> **Task brief**
Write out the listing in full, matching it word for word.

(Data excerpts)
==*==

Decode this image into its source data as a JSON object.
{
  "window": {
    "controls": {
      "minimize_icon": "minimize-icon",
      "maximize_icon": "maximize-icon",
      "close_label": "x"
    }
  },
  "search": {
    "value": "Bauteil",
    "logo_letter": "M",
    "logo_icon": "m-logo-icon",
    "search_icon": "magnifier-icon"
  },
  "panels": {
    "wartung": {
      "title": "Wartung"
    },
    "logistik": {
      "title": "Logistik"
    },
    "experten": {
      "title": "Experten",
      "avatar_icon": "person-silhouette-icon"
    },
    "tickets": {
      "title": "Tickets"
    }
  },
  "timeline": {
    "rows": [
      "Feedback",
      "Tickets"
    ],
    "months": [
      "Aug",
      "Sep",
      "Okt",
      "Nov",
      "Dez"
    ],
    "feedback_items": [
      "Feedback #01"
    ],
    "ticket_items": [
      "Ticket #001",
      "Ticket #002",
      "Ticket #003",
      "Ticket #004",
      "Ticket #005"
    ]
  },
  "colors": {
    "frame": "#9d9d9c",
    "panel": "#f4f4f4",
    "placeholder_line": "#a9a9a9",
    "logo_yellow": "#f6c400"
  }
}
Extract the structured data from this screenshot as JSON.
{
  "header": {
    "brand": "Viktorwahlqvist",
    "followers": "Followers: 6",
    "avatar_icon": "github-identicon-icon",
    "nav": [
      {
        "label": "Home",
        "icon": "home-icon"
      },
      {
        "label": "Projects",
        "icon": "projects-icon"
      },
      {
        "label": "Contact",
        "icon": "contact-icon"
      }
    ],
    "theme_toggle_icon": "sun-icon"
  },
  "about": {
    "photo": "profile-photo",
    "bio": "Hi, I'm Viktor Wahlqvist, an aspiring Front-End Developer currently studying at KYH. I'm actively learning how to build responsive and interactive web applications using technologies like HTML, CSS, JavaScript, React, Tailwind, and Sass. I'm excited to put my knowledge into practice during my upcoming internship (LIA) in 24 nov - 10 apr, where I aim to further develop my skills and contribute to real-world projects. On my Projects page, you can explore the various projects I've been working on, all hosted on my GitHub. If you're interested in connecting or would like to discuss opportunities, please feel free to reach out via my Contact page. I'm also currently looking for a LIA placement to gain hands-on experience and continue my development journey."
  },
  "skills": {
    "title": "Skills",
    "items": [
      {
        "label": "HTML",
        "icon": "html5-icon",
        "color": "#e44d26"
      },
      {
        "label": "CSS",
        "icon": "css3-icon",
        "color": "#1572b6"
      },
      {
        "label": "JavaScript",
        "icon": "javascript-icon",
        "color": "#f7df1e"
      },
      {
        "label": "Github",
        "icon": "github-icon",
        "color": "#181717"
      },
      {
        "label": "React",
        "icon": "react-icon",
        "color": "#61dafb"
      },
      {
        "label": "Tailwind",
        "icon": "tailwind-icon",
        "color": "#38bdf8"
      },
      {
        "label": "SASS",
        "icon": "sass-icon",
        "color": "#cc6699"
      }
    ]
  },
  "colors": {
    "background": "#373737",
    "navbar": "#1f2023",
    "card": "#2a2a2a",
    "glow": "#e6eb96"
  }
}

==*==

> **Reply to the task**
Decode this image into its source data as a JSON object.
{
  "window": {
    "controls": {
      "minimize_icon": "minimize-icon",
      "maximize_icon": "maximize-icon",
      "close_label": "x"
    }
  },
  "search": {
    "value": "Bauteil",
    "logo_letter": "M",
    "logo_icon": "m-logo-icon",
    "search_icon": "magnifier-icon"
  },
  "panels": {
    "wartung": {
      "title": "Wartung"
    },
    "logistik": {
      "title": "Logistik"
    },
    "experten": {
      "title": "Experten",
      "avatar_icon": "person-silhouette-icon"
    },
    "tickets": {
      "title": "Tickets"
    }
  },
  "timeline": {
    "rows": [
      "Feedback",
      "Tickets"
    ],
    "months": [
      "Aug",
      "Sep",
      "Okt",
      "Nov",
      "Dez"
    ],
    "feedback_items": [
      "Feedback #01"
    ],
    "ticket_items": [
      "Ticket #001",
      "Ticket #002",
      "Ticket #003",
      "Ticket #004",
      "Ticket #005"
    ]
  },
  "colors": {
    "frame": "#9d9d9c",
    "panel": "#f4f4f4",
    "placeholder_line": "#a9a9a9",
    "logo_yellow": "#f6c400"
  }
}
Extract the structured data from this screenshot as JSON.
{
  "header": {
    "brand": "Viktorwahlqvist",
    "followers": "Followers: 6",
    "avatar_icon": "github-identicon-icon",
    "nav": [
      {
        "label": "Home",
        "icon": "home-icon"
      },
      {
        "label": "Projects",
        "icon": "projects-icon"
      },
      {
        "label": "Contact",
        "icon": "contact-icon"
      }
    ],
    "theme_toggle_icon": "sun-icon"
  },
  "about": {
    "photo": "profile-photo",
    "bio": "Hi, I'm Viktor Wahlqvist, an aspiring Front-End Developer currently studying at KYH. I'm actively learning how to build responsive and interactive web applications using technologies like HTML, CSS, JavaScript, React, Tailwind, and Sass. I'm excited to put my knowledge into practice during my upcoming internship (LIA) in 24 nov - 10 apr, where I aim to further develop my skills and contribute to real-world projects. On my Projects page, you can explore the various projects I've been working on, all hosted on my GitHub. If you're interested in connecting or would like to discuss opportunities, please feel free to reach out via my Contact page. I'm also currently looking for a LIA placement to gain hands-on experience and continue my development journey."
  },
  "skills": {
    "title": "Skills",
    "items": [
      {
        "label": "HTML",
        "icon": "html5-icon",
        "color": "#e44d26"
      },
      {
        "label": "CSS",
        "icon": "css3-icon",
        "color": "#1572b6"
      },
      {
        "label": "JavaScript",
        "icon": "javascript-icon",
        "color": "#f7df1e"
      },
      {
        "label": "Github",
        "icon": "github-icon",
        "color": "#181717"
      },
      {
        "label": "React",
        "icon": "react-icon",
        "color": "#61dafb"
      },
      {
        "label": "Tailwind",
        "icon": "tailwind-icon",
        "color": "#38bdf8"
      },
      {
        "label": "SASS",
        "icon": "sass-icon",
        "color": "#cc6699"
      }
    ]
  },
  "colors": {
    "background": "#373737",
    "navbar": "#1f2023",
    "card": "#2a2a2a",
    "glow": "#e6eb96"
  }
}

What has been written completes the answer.